What you should do:
Scan each line of the records for the word "total" and extract the ones that have it.

— START OF Entries —

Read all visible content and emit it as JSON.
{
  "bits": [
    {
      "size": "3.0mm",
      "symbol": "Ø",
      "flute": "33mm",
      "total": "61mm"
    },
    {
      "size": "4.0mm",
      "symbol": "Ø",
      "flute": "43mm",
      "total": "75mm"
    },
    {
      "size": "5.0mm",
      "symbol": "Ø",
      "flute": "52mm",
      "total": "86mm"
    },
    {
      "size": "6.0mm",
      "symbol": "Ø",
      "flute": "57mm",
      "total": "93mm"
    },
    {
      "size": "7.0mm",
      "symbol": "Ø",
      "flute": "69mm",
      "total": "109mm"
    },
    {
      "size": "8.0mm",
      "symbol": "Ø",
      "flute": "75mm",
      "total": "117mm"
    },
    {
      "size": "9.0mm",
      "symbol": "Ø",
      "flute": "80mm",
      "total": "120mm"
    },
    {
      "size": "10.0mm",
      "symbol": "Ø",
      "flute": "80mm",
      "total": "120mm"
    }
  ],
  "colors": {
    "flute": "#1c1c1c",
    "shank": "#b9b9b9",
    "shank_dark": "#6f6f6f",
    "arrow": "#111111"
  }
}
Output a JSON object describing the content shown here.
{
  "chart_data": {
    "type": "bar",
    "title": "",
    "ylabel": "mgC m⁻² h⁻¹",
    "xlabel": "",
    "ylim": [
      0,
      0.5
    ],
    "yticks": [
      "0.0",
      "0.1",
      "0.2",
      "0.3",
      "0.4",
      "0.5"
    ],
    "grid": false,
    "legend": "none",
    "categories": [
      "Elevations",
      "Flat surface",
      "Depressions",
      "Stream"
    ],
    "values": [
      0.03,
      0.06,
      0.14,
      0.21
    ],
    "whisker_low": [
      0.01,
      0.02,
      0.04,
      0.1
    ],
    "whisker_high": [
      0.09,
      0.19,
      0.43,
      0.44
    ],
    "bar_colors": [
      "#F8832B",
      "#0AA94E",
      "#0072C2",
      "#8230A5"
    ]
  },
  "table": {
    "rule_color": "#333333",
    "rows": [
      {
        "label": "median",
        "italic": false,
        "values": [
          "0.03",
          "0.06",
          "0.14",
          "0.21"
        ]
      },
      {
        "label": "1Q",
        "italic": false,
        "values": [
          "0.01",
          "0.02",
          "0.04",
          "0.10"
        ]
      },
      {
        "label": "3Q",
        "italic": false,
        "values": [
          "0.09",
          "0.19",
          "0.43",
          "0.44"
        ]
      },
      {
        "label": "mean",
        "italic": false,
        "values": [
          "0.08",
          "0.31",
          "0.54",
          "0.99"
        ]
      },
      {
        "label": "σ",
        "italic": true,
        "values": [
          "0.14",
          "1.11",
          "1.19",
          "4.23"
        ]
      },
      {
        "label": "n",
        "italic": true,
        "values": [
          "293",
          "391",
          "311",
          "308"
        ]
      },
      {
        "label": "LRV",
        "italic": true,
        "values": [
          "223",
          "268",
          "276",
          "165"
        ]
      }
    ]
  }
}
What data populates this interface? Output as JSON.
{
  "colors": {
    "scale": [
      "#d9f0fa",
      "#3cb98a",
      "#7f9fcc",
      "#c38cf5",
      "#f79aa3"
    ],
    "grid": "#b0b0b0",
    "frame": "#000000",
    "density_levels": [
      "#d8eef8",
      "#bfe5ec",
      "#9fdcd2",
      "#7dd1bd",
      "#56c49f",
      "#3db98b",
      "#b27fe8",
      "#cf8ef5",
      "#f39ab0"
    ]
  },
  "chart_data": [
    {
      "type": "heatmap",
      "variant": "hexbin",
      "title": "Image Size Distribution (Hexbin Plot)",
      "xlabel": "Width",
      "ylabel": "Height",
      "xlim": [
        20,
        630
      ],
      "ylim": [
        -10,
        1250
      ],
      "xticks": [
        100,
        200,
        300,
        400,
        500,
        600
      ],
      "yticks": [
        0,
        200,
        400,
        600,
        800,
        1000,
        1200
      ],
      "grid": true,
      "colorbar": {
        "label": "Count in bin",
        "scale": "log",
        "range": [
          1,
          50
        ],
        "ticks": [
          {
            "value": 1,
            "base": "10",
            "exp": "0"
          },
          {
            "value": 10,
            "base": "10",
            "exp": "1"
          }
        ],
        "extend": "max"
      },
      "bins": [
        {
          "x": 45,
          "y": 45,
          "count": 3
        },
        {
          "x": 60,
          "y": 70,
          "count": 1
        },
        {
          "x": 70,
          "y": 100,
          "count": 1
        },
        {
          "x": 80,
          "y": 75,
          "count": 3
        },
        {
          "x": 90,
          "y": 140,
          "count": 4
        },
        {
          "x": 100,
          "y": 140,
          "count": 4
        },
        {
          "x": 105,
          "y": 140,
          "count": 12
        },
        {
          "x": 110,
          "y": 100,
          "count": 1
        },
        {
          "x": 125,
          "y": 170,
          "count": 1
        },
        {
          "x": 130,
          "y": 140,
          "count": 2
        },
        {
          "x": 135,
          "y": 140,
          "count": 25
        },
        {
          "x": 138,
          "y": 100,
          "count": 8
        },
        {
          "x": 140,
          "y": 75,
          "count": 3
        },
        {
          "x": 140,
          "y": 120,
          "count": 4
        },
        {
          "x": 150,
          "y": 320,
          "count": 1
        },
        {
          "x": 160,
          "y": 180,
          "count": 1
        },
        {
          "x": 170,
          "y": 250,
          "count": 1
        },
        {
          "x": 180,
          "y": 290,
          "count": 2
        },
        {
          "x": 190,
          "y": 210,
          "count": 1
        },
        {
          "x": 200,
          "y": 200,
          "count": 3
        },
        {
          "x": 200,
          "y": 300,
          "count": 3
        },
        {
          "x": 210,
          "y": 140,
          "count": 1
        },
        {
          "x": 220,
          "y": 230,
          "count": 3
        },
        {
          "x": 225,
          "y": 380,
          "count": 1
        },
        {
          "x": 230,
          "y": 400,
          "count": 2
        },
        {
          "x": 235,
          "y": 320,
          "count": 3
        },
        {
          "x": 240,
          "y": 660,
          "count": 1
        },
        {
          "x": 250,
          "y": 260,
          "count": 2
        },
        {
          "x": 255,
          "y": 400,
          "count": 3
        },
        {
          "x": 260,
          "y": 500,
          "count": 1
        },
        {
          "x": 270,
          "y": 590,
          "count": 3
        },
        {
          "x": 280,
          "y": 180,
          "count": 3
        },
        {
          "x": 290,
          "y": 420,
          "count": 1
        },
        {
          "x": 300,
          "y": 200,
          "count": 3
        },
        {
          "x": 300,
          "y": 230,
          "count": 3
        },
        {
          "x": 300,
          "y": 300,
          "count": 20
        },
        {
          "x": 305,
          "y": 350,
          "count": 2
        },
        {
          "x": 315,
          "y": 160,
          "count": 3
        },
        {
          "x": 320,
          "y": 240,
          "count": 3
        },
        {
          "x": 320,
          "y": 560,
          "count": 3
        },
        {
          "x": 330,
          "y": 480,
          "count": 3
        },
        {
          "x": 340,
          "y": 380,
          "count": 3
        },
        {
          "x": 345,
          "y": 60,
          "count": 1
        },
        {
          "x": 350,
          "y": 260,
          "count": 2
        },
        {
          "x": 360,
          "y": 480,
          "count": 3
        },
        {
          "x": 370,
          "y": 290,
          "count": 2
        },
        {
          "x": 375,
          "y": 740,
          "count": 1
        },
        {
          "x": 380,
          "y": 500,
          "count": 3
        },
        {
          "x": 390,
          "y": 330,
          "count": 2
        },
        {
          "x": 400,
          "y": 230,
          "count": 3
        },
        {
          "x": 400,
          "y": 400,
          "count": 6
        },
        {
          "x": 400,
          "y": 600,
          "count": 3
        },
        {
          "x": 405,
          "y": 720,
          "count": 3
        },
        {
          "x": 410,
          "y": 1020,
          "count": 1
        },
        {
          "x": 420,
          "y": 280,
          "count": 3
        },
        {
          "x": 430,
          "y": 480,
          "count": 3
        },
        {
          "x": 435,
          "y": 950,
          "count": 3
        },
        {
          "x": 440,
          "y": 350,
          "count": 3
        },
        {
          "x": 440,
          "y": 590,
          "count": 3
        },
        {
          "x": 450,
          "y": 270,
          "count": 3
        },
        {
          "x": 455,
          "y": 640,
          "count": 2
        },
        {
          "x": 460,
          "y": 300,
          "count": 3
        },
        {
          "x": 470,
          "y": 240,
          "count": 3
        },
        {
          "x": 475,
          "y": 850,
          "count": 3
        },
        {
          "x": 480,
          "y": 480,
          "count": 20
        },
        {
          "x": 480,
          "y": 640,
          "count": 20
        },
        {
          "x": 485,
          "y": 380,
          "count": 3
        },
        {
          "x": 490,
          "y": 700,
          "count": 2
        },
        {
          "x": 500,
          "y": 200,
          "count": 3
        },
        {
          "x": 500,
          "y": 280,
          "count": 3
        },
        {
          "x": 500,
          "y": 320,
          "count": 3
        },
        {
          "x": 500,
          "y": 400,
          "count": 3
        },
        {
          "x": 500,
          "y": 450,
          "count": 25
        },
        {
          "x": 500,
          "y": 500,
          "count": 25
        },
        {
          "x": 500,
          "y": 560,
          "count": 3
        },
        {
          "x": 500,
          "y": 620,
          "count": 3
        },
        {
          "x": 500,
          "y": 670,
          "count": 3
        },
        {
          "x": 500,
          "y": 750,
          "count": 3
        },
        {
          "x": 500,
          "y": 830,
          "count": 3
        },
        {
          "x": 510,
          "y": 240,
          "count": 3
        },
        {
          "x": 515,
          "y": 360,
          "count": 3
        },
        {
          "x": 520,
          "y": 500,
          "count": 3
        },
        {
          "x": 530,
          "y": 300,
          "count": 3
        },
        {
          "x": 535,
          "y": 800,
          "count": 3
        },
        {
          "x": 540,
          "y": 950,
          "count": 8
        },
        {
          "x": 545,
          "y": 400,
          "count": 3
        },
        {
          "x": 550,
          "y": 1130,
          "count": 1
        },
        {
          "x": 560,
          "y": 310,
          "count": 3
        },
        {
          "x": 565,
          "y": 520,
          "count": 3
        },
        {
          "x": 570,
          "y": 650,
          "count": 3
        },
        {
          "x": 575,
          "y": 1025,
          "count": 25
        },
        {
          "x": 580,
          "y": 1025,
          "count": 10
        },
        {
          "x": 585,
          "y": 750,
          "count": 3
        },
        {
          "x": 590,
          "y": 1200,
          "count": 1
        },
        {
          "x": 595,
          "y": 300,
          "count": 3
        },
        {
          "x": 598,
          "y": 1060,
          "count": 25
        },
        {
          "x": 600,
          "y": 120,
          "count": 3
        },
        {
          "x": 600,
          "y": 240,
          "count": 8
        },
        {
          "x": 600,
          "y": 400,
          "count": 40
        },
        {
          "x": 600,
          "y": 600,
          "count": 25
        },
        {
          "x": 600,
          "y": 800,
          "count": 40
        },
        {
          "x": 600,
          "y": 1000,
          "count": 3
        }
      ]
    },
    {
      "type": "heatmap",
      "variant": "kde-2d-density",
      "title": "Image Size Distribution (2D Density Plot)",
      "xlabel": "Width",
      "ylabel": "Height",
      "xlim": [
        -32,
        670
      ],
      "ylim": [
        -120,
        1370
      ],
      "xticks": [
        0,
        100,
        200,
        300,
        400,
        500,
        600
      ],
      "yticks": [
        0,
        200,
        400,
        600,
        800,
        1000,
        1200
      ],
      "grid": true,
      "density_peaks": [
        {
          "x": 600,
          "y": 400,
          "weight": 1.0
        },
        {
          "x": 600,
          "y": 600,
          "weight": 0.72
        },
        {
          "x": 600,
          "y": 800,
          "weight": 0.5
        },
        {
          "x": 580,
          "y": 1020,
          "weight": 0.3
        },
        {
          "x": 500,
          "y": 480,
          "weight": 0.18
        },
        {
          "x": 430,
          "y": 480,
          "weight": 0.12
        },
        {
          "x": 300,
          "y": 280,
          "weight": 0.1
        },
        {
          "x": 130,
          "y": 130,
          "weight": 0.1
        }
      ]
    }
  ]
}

— END OF Entries —

Answer to the problem:
      "total": "61mm"
      "total": "75mm"
      "total": "86mm"
      "total": "93mm"
      "total": "109mm"
      "total": "117mm"
      "total": "120mm"
      "total": "120mm"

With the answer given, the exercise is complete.